— What needs to be done —
Omit all images. Write out the rest of the material exactly.

— Records provided —
++++++++++++++++++++
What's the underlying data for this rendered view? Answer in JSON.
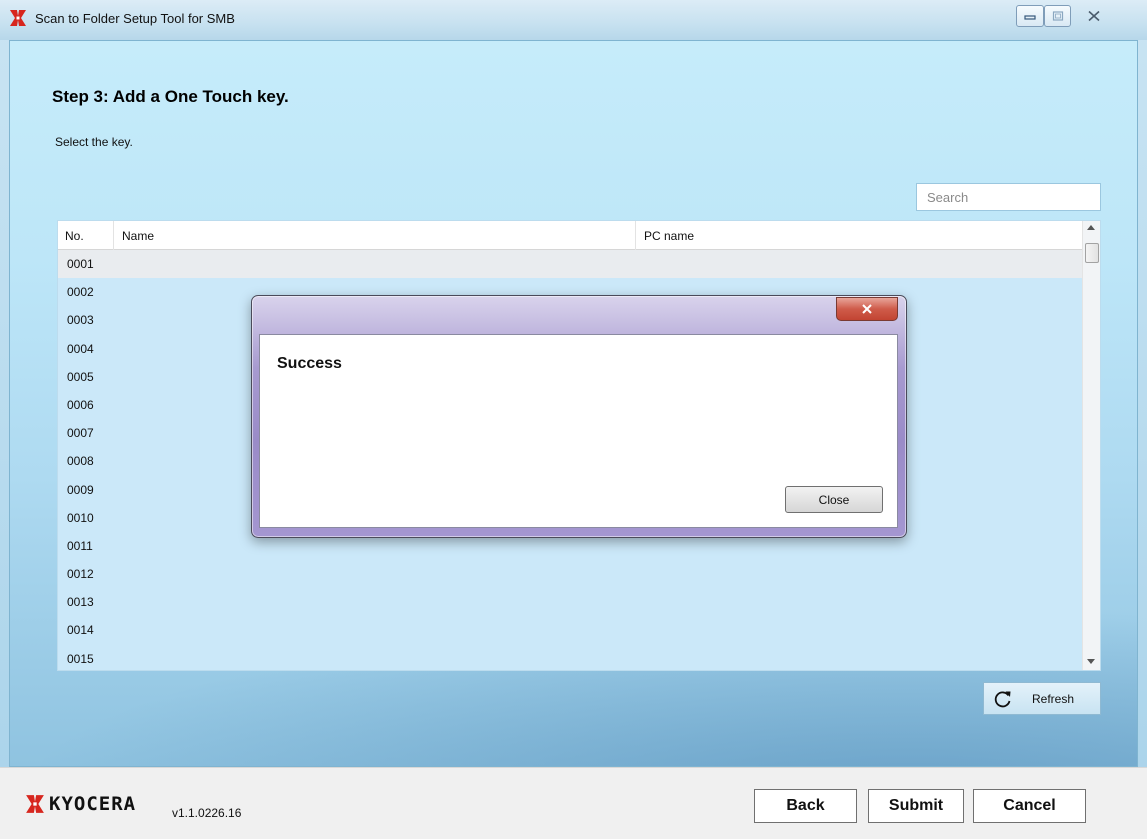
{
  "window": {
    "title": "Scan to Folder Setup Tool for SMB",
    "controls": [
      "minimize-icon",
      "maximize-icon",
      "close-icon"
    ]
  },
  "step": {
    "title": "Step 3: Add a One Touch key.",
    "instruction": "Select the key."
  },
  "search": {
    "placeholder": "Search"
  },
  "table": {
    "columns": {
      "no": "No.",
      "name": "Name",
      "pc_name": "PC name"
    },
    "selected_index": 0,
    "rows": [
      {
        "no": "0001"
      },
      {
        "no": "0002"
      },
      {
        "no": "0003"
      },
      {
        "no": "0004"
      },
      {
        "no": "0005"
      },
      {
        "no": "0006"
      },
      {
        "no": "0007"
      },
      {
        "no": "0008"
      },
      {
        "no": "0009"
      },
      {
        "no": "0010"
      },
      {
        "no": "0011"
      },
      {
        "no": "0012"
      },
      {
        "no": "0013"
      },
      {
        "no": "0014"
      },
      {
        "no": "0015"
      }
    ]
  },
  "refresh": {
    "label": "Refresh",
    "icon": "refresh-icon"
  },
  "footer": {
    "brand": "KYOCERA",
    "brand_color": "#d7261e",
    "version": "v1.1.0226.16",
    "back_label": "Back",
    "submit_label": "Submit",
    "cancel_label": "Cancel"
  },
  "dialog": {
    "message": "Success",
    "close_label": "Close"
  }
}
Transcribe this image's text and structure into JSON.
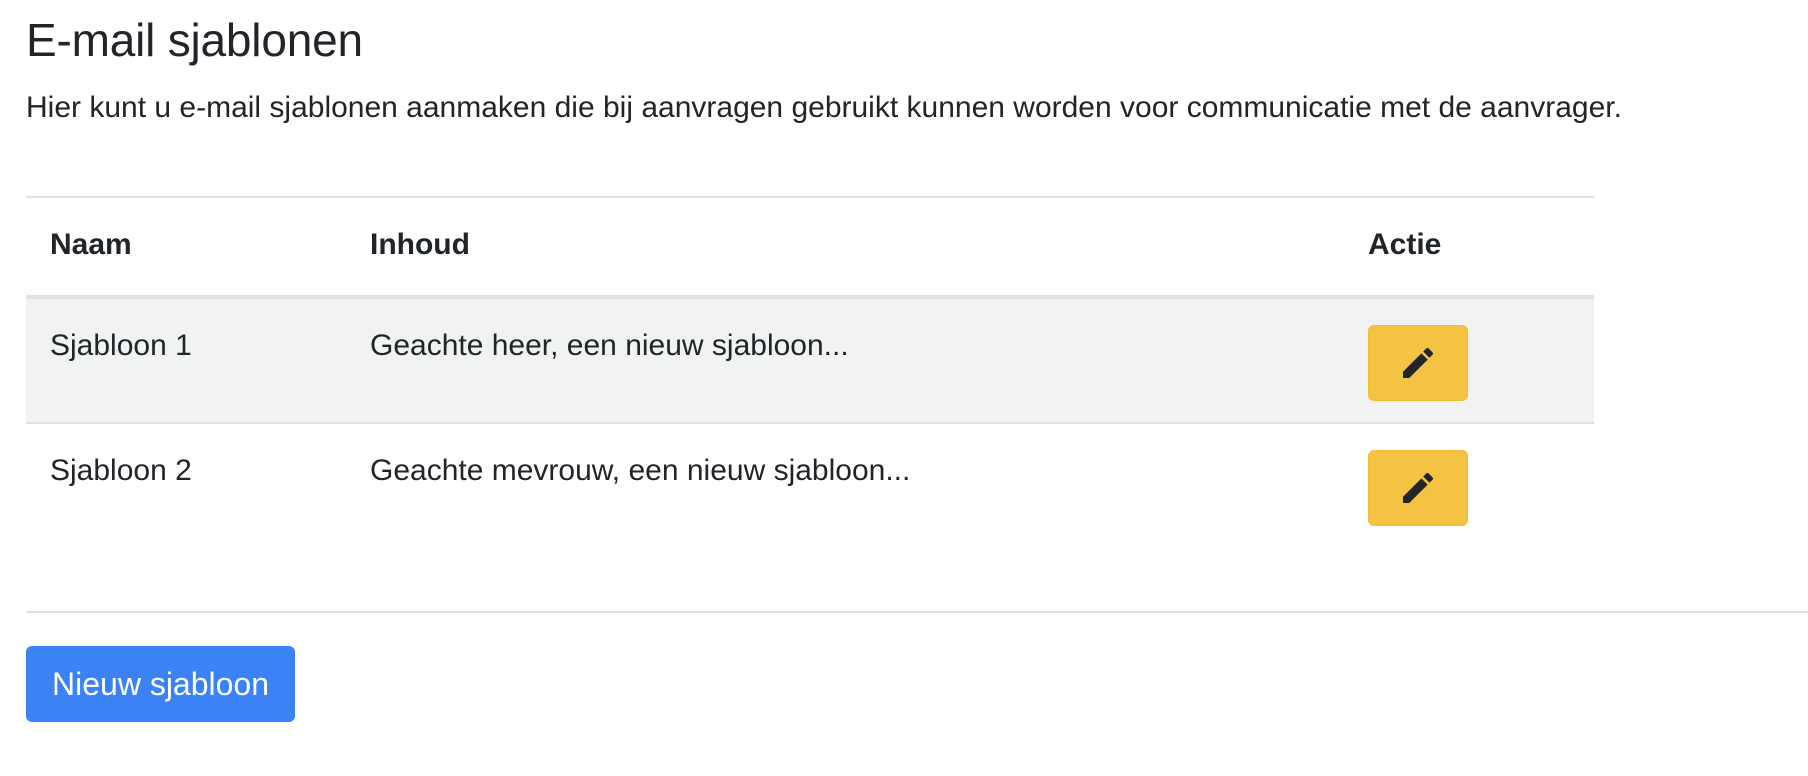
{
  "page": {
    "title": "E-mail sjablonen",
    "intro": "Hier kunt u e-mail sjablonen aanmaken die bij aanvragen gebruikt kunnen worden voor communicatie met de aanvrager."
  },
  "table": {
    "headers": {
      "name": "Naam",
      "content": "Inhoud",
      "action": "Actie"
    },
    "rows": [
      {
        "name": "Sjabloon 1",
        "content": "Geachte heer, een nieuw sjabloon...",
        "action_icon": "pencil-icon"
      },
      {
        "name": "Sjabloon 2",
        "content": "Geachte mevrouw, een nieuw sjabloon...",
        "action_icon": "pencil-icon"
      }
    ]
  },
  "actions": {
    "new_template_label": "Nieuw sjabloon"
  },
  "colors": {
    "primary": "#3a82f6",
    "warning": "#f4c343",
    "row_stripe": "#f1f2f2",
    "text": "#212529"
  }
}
++++++++++++++++++++
— Answer to this exercise —
What's the underlying data for this rendered view? Answer in JSON.
{
  "window": {
    "title": "Scan to Folder Setup Tool for SMB",
    "controls": [
      "minimize-icon",
      "maximize-icon",
      "close-icon"
    ]
  },
  "step": {
    "title": "Step 3: Add a One Touch key.",
    "instruction": "Select the key."
  },
  "search": {
    "placeholder": "Search"
  },
  "table": {
    "columns": {
      "no": "No.",
      "name": "Name",
      "pc_name": "PC name"
    },
    "selected_index": 0,
    "rows": [
      {
        "no": "0001"
      },
      {
        "no": "0002"
      },
      {
        "no": "0003"
      },
      {
        "no": "0004"
      },
      {
        "no": "0005"
      },
      {
        "no": "0006"
      },
      {
        "no": "0007"
      },
      {
        "no": "0008"
      },
      {
        "no": "0009"
      },
      {
        "no": "0010"
      },
      {
        "no": "0011"
      },
      {
        "no": "0012"
      },
      {
        "no": "0013"
      },
      {
        "no": "0014"
      },
      {
        "no": "0015"
      }
    ]
  },
  "refresh": {
    "label": "Refresh",
    "icon": "refresh-icon"
  },
  "footer": {
    "brand": "KYOCERA",
    "brand_color": "#d7261e",
    "version": "v1.1.0226.16",
    "back_label": "Back",
    "submit_label": "Submit",
    "cancel_label": "Cancel"
  },
  "dialog": {
    "message": "Success",
    "close_label": "Close"
  }
}
Transcribe this image's text and structure into JSON.
{
  "page": {
    "title": "E-mail sjablonen",
    "intro": "Hier kunt u e-mail sjablonen aanmaken die bij aanvragen gebruikt kunnen worden voor communicatie met de aanvrager."
  },
  "table": {
    "headers": {
      "name": "Naam",
      "content": "Inhoud",
      "action": "Actie"
    },
    "rows": [
      {
        "name": "Sjabloon 1",
        "content": "Geachte heer, een nieuw sjabloon...",
        "action_icon": "pencil-icon"
      },
      {
        "name": "Sjabloon 2",
        "content": "Geachte mevrouw, een nieuw sjabloon...",
        "action_icon": "pencil-icon"
      }
    ]
  },
  "actions": {
    "new_template_label": "Nieuw sjabloon"
  },
  "colors": {
    "primary": "#3a82f6",
    "warning": "#f4c343",
    "row_stripe": "#f1f2f2",
    "text": "#212529"
  }
}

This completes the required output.